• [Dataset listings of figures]
══════

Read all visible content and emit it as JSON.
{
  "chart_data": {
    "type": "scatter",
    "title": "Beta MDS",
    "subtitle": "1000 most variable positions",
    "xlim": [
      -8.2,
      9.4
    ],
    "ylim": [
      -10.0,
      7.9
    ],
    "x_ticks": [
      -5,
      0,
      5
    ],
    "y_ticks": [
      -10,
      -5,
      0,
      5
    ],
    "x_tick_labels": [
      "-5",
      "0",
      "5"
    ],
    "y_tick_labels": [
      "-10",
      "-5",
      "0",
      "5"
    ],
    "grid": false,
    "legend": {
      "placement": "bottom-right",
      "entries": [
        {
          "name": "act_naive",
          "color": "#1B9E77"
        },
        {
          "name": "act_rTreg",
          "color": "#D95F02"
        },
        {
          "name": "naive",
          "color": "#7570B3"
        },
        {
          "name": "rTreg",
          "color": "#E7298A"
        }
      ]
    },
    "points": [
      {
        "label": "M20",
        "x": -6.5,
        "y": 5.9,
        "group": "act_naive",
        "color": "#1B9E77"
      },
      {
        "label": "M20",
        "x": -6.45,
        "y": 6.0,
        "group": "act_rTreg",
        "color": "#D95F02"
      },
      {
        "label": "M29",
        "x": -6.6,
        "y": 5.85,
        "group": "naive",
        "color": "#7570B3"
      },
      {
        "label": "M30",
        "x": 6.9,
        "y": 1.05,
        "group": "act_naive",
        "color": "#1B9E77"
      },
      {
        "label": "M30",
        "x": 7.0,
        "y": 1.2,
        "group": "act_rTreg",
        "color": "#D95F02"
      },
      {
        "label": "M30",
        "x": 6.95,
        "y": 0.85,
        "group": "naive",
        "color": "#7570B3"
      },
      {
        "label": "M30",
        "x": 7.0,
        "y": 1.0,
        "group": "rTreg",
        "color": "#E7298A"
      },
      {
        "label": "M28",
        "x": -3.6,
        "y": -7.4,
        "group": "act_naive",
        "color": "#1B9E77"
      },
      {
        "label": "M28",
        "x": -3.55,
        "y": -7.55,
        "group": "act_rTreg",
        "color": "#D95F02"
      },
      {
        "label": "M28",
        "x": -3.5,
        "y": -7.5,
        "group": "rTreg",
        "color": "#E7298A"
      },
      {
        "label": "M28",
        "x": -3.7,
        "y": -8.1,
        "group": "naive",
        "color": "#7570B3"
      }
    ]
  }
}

══════

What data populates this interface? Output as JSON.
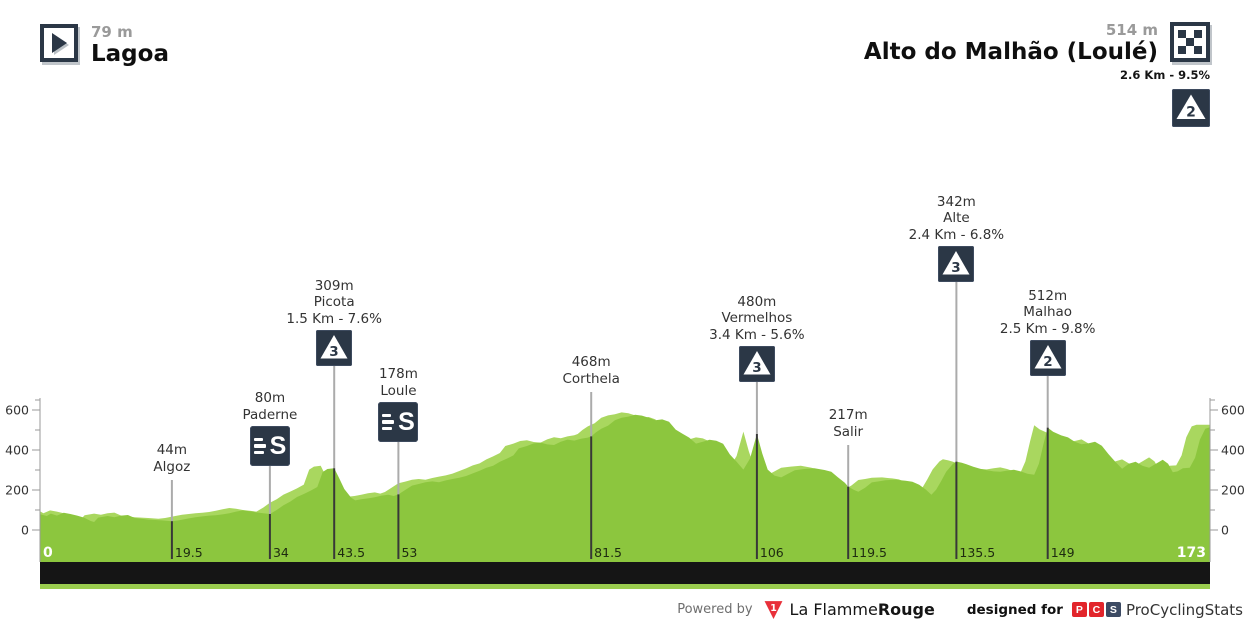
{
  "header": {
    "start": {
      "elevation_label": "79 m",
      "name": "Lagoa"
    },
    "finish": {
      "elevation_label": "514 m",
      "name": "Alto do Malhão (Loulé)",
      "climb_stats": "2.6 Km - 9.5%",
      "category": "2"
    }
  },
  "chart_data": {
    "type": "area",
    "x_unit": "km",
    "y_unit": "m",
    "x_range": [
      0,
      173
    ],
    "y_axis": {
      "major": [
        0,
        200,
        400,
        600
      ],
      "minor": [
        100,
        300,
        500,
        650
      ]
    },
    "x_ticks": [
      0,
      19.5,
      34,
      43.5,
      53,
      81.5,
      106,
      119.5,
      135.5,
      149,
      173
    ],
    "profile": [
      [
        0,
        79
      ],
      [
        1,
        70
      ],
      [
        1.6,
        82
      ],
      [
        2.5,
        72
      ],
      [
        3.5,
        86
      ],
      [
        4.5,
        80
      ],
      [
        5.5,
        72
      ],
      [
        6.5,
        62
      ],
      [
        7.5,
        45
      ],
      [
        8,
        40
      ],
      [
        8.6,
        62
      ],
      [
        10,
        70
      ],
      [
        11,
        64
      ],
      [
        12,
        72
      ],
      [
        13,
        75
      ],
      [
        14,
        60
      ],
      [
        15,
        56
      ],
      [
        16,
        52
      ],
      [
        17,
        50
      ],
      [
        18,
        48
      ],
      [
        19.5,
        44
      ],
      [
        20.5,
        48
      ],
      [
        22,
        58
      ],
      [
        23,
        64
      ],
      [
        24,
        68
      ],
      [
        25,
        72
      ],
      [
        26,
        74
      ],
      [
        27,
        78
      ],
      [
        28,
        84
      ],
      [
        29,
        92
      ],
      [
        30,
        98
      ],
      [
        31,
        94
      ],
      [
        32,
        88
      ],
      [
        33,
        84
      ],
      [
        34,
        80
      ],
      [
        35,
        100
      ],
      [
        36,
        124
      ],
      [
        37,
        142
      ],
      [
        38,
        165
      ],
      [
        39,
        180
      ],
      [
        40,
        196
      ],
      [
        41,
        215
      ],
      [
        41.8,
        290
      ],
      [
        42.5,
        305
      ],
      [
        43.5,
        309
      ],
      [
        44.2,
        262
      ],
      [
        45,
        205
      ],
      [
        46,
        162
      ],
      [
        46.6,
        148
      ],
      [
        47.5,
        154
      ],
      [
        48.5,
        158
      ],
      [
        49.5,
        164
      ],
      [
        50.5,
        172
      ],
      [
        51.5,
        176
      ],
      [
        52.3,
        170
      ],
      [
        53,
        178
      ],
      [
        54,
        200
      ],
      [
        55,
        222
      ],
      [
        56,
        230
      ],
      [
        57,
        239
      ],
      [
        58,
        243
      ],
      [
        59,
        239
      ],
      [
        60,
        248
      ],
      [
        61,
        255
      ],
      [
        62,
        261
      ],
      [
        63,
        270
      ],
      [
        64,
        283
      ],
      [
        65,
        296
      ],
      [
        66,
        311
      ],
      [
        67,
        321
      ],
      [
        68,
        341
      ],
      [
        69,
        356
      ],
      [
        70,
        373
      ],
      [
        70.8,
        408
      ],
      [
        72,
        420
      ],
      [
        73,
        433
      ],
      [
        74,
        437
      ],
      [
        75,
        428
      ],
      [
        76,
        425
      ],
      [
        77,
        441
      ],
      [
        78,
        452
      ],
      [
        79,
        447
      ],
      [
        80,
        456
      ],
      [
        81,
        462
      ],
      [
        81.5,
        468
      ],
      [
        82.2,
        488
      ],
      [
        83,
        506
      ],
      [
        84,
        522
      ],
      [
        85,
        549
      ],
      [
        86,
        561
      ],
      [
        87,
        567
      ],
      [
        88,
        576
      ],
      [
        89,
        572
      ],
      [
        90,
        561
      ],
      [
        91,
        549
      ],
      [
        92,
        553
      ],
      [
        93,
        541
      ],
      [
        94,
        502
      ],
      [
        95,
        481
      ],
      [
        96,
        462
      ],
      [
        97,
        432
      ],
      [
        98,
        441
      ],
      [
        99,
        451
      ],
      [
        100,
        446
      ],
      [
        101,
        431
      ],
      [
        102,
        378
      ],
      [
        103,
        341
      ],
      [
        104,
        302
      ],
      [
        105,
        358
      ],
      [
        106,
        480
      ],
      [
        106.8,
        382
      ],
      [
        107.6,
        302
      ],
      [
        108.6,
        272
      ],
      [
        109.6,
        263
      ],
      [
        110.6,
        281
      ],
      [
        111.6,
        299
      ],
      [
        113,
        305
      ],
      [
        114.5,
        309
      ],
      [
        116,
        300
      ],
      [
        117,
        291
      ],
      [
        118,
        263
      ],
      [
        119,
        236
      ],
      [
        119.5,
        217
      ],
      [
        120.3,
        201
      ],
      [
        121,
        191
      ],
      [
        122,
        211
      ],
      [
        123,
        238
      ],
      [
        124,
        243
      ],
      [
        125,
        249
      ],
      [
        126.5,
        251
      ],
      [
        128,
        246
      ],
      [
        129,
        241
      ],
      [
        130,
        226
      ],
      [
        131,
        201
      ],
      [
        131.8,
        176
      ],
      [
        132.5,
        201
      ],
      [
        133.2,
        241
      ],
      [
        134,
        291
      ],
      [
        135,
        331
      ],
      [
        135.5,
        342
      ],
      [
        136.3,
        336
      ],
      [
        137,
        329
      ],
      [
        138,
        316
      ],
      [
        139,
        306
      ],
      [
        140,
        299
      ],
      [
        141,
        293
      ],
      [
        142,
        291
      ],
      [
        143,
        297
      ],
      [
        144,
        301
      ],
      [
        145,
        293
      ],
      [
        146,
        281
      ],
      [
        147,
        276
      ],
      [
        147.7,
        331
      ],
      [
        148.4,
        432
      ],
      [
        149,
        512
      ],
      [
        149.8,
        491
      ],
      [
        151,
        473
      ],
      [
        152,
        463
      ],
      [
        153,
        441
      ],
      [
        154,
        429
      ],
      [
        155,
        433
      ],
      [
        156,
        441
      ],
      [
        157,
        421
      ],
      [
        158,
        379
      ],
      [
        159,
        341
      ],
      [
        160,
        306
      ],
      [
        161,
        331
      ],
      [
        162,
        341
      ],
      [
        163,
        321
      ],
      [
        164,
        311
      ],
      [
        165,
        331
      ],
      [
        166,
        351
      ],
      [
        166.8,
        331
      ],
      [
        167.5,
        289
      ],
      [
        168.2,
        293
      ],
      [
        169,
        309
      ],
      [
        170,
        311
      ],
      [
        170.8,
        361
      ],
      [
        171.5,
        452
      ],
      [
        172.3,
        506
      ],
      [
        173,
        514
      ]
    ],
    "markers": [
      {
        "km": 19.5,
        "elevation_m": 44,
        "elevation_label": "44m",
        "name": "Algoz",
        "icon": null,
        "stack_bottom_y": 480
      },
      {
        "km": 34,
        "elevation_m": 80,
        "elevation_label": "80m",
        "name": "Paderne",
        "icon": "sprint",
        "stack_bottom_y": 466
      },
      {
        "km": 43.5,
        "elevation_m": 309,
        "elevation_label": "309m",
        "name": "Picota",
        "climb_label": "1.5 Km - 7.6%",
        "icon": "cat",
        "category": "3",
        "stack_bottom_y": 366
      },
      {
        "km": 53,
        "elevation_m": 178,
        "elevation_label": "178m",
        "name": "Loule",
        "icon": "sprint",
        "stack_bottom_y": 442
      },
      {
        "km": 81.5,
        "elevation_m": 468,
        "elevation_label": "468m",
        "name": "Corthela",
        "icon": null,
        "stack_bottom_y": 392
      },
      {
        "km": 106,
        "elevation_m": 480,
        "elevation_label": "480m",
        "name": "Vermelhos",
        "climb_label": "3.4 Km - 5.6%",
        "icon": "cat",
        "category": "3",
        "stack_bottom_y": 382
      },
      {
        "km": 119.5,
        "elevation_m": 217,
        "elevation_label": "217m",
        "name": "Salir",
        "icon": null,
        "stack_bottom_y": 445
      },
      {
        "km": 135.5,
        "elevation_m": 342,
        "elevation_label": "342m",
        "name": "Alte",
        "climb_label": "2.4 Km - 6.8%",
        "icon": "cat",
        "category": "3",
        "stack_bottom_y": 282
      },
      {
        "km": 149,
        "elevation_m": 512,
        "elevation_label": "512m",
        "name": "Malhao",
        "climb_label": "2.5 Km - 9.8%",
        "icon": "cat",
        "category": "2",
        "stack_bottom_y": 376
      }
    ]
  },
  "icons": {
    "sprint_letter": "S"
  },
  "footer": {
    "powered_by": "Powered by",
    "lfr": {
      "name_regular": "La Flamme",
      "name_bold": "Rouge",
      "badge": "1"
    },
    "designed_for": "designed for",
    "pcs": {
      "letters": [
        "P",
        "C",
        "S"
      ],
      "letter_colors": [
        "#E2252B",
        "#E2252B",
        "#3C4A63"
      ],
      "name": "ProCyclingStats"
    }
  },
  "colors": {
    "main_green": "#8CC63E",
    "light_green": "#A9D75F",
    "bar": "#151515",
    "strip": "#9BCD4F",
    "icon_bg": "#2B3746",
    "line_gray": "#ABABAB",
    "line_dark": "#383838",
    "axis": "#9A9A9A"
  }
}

══════

• [WHAT YOU SHOULD DO] Keep only those lines of the records that hold "JSON", and return them.

• [RESPONSE]
Read all visible content and emit it as JSON.
What data populates this interface? Output as JSON.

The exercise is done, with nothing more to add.